TASK LIST:
a) In the passage about the conference sessions, who offers public apologies the next day?
b) Repeat the passage about the conference sessions word for word, everything from "A moving scene: Jacques" down to "offers public apologies.".
c) Pick up the passage about the conference sessions after its final sentence and continue the account.

-- start SELECTED PASSAGE --

All sessions are plenary. Gidske Anderson (who will eventually succeed Egil Aarvik as chair of the Nobel Committee) and I chair the meetings. More authoritarian and less sentimental than I, she intervenes whenever I am too timid: She will interrupt a speaker who ignores the flashing red-light signal to stop and exceeds his allotted time. Almost all the speakers obey the light signal, including Jimmy Carter and François Mitterrand. One who does not is Elena Bonner. The stubborn, courageous wife of Andrei Sakharov considers herself free as always—free to speak as she wishes, when she wishes, and as long as she feels like it. Our rules not only displease her, they annoy her. I feel bad, but I am happy Gidske is enforcing the regulations.

A moving scene: Jacques Morillon of the International Red Cross is discussing the Middle East situation. He tells us that he fears for the soul of Israel. Ephraim Urbach, the venerable Talmudist, answers him: “Every time I hear that someone wants to save Israel’s soul I am seized with apprehension….” And with a great display of erudition, he firmly cites examples from the present and the past. The next day Morillon offers public apologies.

-- end SELECTED PASSAGE --
-- start EXCERPTED RECORDS --

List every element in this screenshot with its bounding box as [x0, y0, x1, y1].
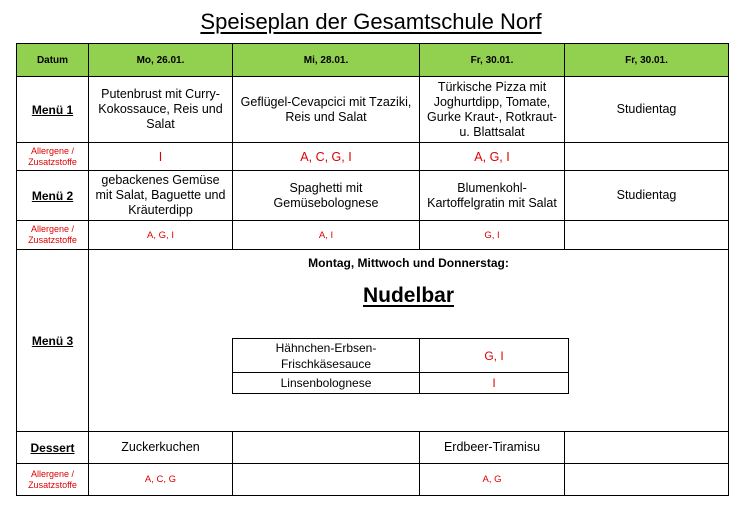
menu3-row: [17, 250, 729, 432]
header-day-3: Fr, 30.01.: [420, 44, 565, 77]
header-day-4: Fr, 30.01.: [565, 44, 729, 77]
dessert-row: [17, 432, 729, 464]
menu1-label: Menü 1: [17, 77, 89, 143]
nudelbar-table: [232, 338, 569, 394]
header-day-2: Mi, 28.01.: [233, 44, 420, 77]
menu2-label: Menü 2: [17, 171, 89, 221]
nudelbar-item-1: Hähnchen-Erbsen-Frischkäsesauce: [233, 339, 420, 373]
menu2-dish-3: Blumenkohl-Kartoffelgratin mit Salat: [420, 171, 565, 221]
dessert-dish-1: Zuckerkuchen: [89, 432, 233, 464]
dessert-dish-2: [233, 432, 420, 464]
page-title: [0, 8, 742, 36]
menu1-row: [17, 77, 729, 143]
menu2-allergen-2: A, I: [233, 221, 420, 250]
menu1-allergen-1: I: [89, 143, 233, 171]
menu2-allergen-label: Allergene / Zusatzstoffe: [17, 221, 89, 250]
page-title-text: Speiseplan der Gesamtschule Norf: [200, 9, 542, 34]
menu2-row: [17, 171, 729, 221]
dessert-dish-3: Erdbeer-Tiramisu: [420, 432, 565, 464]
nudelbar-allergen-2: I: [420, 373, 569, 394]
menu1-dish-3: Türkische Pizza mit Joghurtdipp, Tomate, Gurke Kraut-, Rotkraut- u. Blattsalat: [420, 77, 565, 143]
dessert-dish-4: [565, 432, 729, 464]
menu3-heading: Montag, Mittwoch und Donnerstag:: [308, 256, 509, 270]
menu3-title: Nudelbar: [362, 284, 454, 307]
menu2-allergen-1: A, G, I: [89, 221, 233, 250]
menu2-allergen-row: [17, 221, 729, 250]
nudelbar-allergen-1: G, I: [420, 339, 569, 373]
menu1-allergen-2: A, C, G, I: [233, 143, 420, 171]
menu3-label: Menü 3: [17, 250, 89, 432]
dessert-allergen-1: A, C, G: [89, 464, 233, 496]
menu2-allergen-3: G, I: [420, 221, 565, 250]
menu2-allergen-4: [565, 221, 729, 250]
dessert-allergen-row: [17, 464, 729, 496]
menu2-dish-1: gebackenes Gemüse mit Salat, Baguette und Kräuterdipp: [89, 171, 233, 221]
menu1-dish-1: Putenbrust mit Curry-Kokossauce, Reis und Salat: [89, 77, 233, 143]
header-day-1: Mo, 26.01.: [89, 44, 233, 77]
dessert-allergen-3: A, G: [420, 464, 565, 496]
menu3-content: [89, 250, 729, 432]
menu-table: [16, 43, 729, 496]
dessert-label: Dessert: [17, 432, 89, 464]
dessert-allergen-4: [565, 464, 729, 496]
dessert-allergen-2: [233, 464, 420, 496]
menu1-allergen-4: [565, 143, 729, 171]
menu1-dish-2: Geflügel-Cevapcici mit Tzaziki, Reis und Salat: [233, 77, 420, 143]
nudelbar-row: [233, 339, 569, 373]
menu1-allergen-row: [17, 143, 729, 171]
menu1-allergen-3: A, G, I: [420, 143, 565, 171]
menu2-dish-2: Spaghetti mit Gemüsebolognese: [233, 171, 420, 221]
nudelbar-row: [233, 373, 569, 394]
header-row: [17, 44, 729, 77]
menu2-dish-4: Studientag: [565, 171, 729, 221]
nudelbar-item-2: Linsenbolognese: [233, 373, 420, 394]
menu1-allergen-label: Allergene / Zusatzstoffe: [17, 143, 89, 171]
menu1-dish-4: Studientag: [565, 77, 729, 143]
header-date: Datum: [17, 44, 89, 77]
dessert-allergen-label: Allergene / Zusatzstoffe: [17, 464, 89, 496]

-- end EXCERPTED RECORDS --
-- start EXCERPTED RECORDS --

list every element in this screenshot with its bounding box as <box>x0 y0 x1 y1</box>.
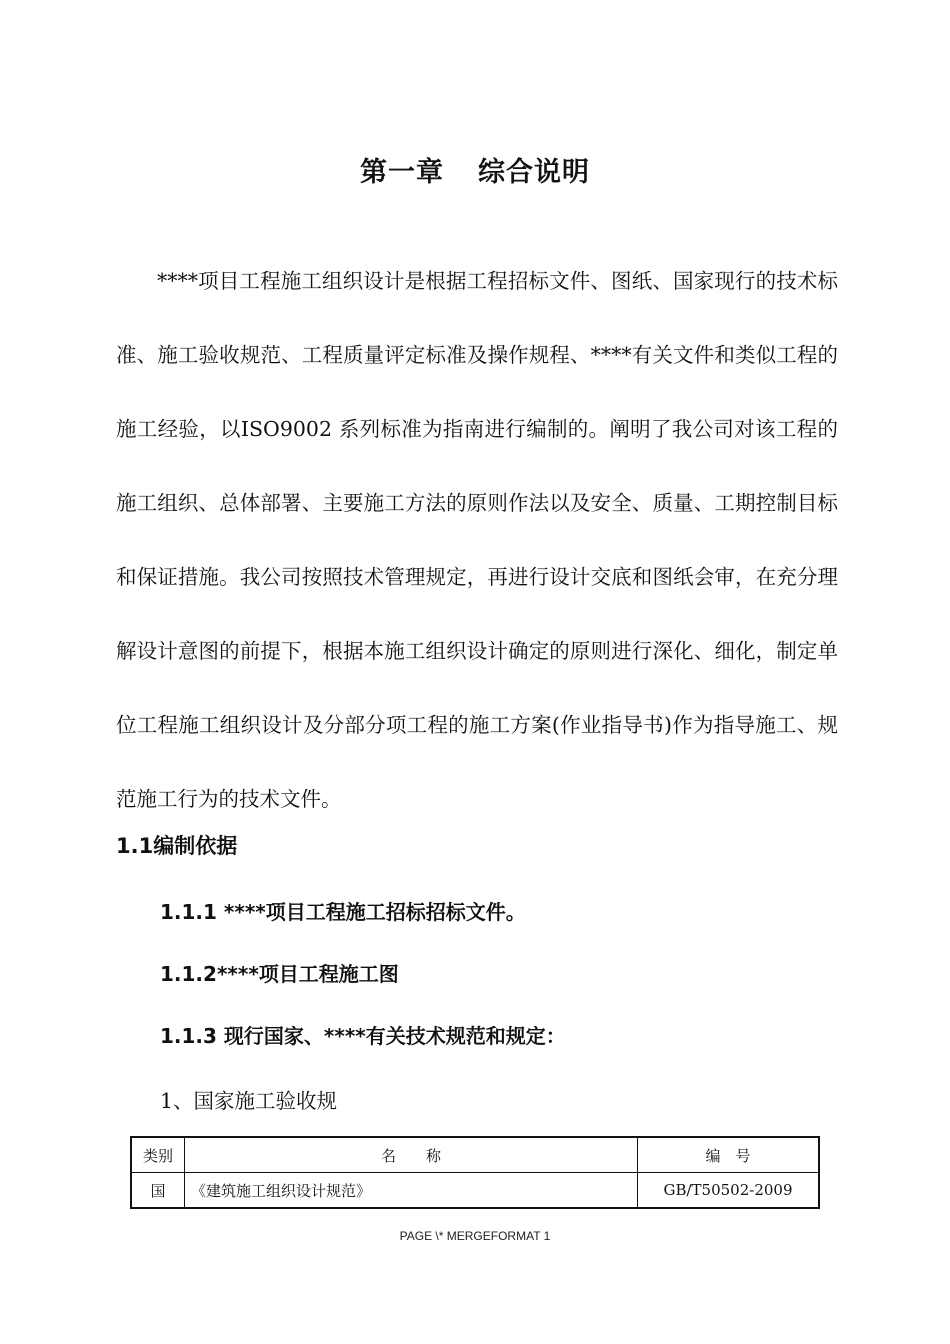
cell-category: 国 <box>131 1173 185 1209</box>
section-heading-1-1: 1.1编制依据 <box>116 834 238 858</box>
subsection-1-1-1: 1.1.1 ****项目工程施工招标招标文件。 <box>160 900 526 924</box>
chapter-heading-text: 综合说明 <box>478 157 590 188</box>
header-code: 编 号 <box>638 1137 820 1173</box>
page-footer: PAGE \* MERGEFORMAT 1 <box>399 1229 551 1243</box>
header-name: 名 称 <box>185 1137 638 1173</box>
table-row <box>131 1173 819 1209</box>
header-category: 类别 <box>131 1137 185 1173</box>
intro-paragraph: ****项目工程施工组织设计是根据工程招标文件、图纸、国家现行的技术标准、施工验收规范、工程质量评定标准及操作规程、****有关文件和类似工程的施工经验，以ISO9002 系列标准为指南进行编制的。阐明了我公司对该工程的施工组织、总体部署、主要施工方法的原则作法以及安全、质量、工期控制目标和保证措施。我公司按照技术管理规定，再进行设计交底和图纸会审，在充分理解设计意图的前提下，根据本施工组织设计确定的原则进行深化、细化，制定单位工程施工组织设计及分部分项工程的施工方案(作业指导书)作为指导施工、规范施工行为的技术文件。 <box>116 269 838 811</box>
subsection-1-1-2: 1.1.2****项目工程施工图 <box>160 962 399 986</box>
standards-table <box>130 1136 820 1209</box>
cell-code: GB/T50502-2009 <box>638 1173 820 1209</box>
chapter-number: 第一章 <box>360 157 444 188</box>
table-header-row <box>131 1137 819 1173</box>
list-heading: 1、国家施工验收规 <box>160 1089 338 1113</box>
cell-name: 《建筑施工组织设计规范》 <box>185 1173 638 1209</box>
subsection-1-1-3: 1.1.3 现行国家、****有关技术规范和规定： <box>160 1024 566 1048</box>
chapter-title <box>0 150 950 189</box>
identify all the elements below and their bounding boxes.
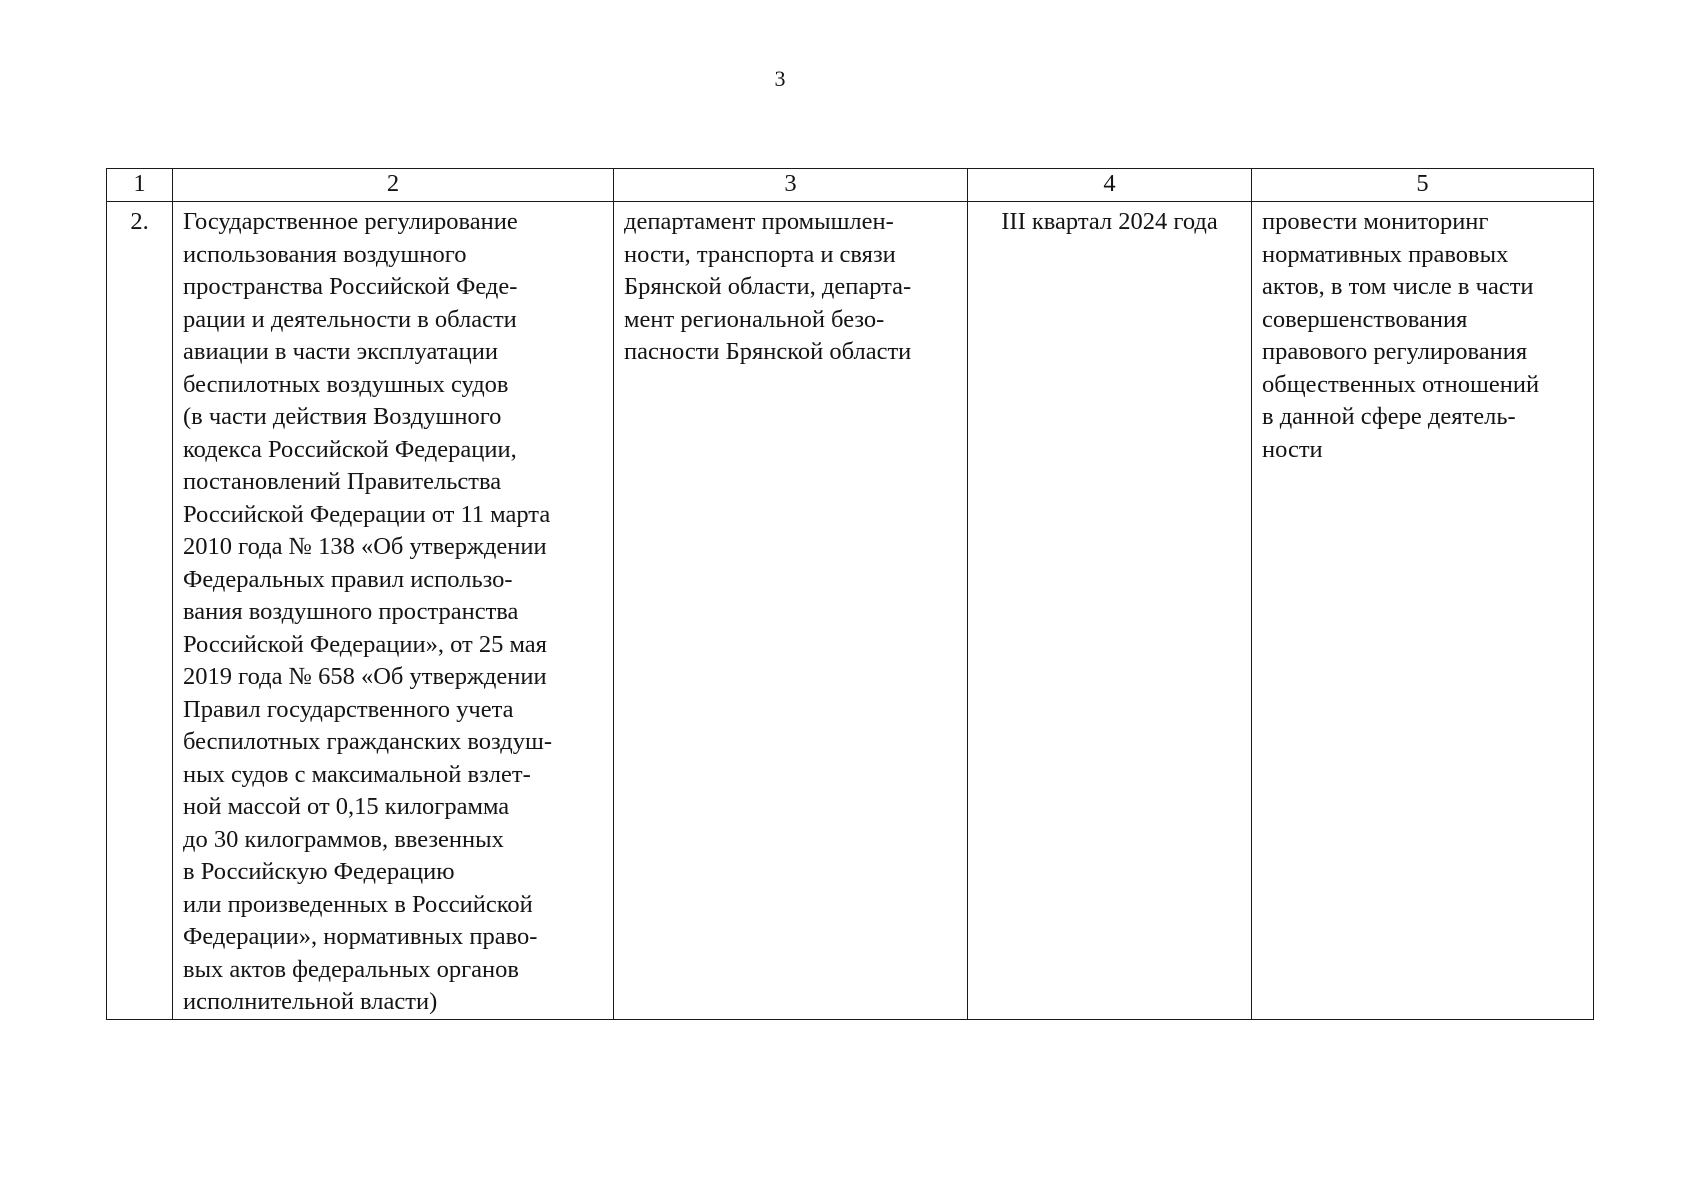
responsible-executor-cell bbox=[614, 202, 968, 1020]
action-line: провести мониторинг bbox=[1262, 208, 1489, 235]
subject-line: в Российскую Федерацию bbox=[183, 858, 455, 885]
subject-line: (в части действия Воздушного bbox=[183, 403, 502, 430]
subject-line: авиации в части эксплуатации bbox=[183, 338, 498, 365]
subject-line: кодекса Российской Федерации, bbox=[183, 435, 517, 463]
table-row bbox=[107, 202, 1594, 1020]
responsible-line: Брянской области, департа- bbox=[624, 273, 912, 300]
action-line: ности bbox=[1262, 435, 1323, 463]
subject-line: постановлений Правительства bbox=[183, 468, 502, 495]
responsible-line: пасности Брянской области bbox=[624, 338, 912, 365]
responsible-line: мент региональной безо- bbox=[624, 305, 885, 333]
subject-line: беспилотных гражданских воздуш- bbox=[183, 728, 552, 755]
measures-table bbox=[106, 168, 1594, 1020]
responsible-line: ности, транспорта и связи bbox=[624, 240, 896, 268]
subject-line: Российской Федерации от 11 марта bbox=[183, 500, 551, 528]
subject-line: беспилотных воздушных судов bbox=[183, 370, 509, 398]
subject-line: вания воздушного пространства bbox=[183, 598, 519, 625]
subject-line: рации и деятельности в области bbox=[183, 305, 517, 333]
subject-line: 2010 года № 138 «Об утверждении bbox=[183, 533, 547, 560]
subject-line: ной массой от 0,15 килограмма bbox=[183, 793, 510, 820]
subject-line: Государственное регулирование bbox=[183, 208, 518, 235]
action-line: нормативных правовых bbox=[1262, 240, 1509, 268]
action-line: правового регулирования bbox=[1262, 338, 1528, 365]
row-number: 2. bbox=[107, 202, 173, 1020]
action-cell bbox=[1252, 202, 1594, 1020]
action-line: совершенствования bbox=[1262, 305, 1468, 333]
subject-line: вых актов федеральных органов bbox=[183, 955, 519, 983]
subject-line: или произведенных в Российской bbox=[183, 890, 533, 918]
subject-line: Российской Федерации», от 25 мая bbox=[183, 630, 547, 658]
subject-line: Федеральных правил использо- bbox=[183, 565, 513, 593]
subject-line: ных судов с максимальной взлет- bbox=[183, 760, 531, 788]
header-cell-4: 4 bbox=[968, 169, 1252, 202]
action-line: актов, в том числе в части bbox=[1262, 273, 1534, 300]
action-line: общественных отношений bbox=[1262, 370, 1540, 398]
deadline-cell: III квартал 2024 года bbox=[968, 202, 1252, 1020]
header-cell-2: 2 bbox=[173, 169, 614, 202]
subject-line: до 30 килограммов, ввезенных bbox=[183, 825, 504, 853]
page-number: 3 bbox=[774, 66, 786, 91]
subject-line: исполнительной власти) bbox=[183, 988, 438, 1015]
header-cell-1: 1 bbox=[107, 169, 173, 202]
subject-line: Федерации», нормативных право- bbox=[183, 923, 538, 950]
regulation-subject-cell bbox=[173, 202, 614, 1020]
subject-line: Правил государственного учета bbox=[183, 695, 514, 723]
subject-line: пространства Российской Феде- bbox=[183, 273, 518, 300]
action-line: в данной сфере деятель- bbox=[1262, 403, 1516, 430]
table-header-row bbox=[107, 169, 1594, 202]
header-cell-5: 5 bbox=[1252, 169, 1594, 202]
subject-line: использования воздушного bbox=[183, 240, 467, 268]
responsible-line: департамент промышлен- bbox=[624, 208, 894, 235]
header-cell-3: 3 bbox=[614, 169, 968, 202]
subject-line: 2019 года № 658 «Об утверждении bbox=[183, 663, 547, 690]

-- end EXCERPTED RECORDS --
-- start EXCERPTED RECORDS --

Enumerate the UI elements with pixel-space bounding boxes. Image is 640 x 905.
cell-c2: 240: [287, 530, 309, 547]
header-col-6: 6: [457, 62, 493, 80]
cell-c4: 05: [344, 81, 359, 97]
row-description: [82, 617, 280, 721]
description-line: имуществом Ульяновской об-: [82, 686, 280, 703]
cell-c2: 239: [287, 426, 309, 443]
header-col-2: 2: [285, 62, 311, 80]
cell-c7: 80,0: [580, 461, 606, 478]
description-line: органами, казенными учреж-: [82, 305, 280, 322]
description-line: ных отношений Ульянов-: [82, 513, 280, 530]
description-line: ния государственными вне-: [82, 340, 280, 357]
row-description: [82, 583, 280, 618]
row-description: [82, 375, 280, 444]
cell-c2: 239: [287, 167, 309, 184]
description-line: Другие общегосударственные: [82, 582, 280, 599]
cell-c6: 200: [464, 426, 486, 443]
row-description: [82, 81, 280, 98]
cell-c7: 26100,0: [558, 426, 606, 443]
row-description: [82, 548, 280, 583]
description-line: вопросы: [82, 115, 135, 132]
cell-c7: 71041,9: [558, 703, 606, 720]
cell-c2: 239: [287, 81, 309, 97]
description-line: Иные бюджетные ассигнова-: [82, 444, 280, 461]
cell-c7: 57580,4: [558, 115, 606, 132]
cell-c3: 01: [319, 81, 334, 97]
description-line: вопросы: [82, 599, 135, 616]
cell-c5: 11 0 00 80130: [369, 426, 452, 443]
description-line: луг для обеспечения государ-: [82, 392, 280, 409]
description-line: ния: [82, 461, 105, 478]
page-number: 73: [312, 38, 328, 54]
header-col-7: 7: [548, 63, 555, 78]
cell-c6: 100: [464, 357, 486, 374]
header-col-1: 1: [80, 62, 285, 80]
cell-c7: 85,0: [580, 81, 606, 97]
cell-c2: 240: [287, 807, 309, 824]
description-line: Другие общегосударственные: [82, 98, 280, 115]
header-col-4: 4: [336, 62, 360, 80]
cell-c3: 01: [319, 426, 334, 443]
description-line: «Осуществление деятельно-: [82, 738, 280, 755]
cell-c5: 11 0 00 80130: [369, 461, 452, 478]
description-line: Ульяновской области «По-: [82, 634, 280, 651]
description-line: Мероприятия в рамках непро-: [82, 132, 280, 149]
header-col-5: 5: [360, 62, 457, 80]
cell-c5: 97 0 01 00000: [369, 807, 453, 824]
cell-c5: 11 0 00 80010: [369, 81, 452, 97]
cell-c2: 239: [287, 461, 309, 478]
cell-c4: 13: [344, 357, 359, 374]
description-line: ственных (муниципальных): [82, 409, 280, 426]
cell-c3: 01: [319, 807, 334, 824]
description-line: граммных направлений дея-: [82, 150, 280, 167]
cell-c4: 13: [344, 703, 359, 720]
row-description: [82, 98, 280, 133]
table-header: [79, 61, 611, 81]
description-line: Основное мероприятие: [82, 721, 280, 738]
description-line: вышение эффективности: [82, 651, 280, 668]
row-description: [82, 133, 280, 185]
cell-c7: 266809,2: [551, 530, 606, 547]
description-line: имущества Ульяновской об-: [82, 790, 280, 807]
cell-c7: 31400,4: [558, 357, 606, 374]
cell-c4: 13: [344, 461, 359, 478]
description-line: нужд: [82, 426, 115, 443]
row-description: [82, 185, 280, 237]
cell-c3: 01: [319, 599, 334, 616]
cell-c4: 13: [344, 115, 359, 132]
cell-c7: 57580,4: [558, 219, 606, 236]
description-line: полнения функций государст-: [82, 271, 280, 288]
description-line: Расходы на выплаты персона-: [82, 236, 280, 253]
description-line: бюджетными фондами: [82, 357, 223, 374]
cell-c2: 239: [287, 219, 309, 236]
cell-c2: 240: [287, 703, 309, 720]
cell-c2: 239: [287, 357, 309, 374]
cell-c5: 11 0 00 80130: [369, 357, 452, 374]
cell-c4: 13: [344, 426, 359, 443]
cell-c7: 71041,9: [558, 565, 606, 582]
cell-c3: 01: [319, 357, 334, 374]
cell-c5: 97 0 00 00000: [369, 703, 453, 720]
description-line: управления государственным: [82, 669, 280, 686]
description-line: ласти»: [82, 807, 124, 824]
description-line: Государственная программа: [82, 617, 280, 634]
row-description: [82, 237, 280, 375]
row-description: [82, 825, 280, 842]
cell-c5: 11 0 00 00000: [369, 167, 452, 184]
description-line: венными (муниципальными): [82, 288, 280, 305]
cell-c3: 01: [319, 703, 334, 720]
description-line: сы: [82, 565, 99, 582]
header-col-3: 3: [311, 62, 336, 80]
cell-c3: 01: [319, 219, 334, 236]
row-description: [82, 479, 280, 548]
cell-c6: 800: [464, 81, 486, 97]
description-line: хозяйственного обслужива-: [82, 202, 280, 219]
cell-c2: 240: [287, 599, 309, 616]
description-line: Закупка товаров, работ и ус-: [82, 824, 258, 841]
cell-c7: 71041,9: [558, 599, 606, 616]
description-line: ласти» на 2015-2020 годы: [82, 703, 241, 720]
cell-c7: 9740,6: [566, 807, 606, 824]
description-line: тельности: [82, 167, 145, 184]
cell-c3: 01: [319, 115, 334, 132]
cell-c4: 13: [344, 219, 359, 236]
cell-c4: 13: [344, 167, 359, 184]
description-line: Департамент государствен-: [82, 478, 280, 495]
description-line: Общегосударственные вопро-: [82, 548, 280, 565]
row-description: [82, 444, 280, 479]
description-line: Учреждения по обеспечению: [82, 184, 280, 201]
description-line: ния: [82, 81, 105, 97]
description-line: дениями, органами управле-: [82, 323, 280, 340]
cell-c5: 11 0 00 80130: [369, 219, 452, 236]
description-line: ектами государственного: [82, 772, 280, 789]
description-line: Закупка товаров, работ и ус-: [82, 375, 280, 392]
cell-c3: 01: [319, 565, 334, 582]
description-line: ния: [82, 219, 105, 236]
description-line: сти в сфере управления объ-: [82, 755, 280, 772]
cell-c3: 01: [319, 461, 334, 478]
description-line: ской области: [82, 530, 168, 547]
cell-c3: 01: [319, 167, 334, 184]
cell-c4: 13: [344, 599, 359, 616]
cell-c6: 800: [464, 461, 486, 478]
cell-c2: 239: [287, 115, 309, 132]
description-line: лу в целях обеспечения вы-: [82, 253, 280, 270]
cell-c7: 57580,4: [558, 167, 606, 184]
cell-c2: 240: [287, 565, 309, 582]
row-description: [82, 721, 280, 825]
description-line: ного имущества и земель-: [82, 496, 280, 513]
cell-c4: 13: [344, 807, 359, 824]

-- end EXCERPTED RECORDS --

EXPECTED ANSWERS:
a) Jacques Morillon of the International Red Cross.

b)
A moving scene: Jacques Morillon of the International Red Cross is discussing the Middle East situation. He tells us that he fears for the soul of Israel. Ephraim Urbach, the venerable Talmudist, answers him: “Every time I hear that someone wants to save Israel’s soul I am seized with apprehension….” And with a great display of erudition, he firmly cites examples from the present and the past. The next day Morillon offers public apologies.

c)
In another scene, no less moving, Leon Wessels, deputy foreign minister of South Africa, addresses Nelson Mandela: “Nelson, I was born with apartheid; what I wish for now is to attend its funeral.” The two men begin a dialogue that surely contributed to the process of democratization in their country.

And François Mitterrand charms everyone with his simplicity. He sits surrounded by intellectuals, some well known, some not so well known, but none who has his rank or power.

And Václav Havel, who tells of how he never felt hate, not even for his jailers.

And the Czech children’s choir he has brought in his plane to sing—magnificently—at the concert.

And Nadine Gordimer, not yet a Nobel Prize laureate, who denounces racism with conviction.

And John Galbraith, who demonstrates that humor, too, helps resolve human conflict.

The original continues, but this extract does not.